Copy out the entries in full and with complete accuracy; pictures are excluded.
--- EXERCISE DATA ---
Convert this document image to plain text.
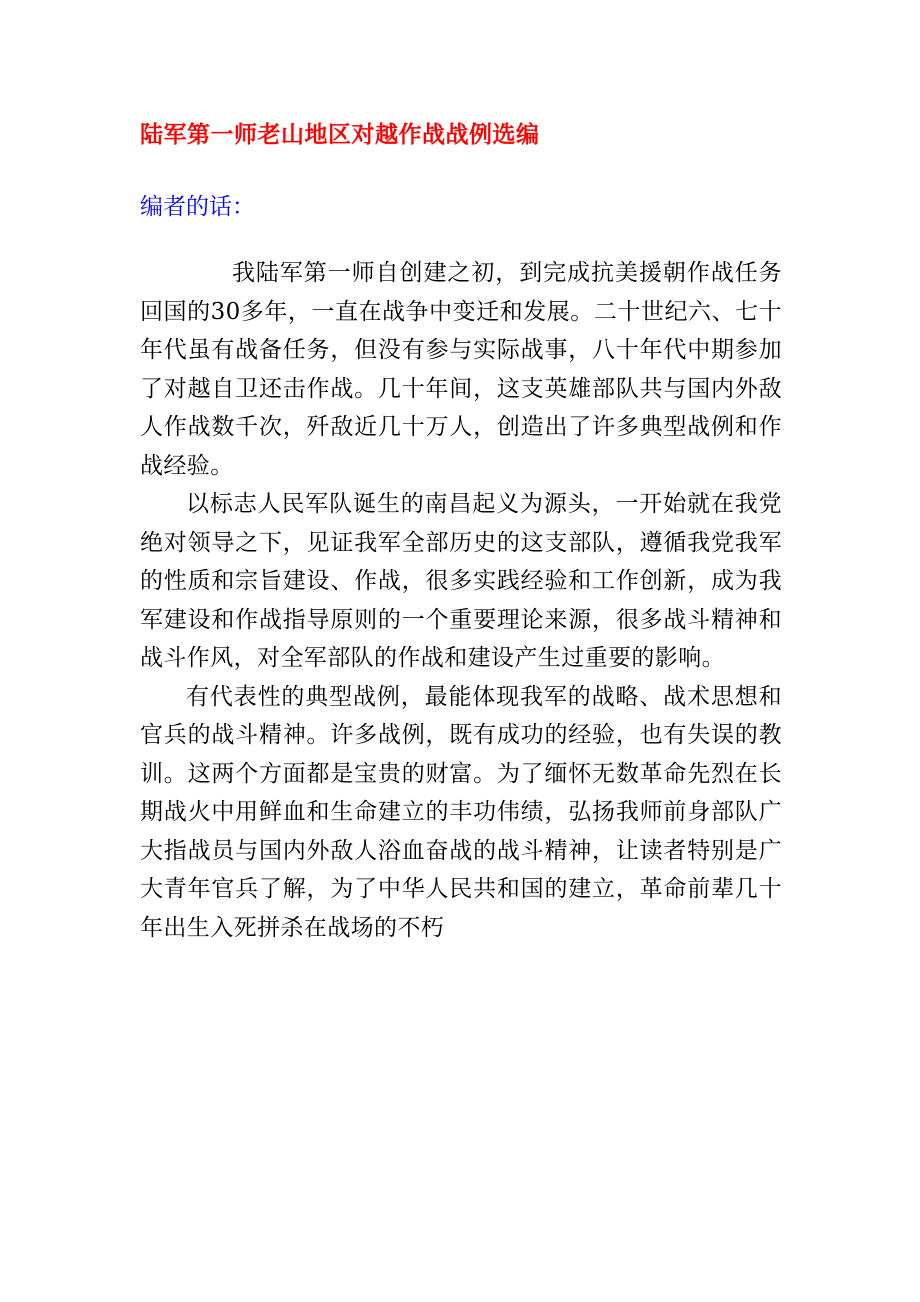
陆军第一师老山地区对越作战战例选编
编者的话：

我陆军第一师自创建之初，到完成抗美援朝作战任务回国的30多年，一直在战争中变迁和发展。二十世纪六、七十年代虽有战备任务，但没有参与实际战事，八十年代中期参加了对越自卫还击作战。几十年间，这支英雄部队共与国内外敌人作战数千次，歼敌近几十万人，创造出了许多典型战例和作战经验。

以标志人民军队诞生的南昌起义为源头，一开始就在我党绝对领导之下，见证我军全部历史的这支部队，遵循我党我军的性质和宗旨建设、作战，很多实践经验和工作创新，成为我军建设和作战指导原则的一个重要理论来源，很多战斗精神和战斗作风，对全军部队的作战和建设产生过重要的影响。

有代表性的典型战例，最能体现我军的战略、战术思想和官兵的战斗精神。许多战例，既有成功的经验，也有失误的教训。这两个方面都是宝贵的财富。为了缅怀无数革命先烈在长期战火中用鲜血和生命建立的丰功伟绩，弘扬我师前身部队广大指战员与国内外敌人浴血奋战的战斗精神，让读者特别是广大青年官兵了解，为了中华人民共和国的建立，革命前辈几十年出生入死拼杀在战场的不朽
---
=== COMPLETED TASK ===
Convert this document image to plain text.
陆军第一师老山地区对越作战战例选编
编者的话：

我陆军第一师自创建之初，到完成抗美援朝作战任务回国的30多年，一直在战争中变迁和发展。二十世纪六、七十年代虽有战备任务，但没有参与实际战事，八十年代中期参加了对越自卫还击作战。几十年间，这支英雄部队共与国内外敌人作战数千次，歼敌近几十万人，创造出了许多典型战例和作战经验。

以标志人民军队诞生的南昌起义为源头，一开始就在我党绝对领导之下，见证我军全部历史的这支部队，遵循我党我军的性质和宗旨建设、作战，很多实践经验和工作创新，成为我军建设和作战指导原则的一个重要理论来源，很多战斗精神和战斗作风，对全军部队的作战和建设产生过重要的影响。

有代表性的典型战例，最能体现我军的战略、战术思想和官兵的战斗精神。许多战例，既有成功的经验，也有失误的教训。这两个方面都是宝贵的财富。为了缅怀无数革命先烈在长期战火中用鲜血和生命建立的丰功伟绩，弘扬我师前身部队广大指战员与国内外敌人浴血奋战的战斗精神，让读者特别是广大青年官兵了解，为了中华人民共和国的建立，革命前辈几十年出生入死拼杀在战场的不朽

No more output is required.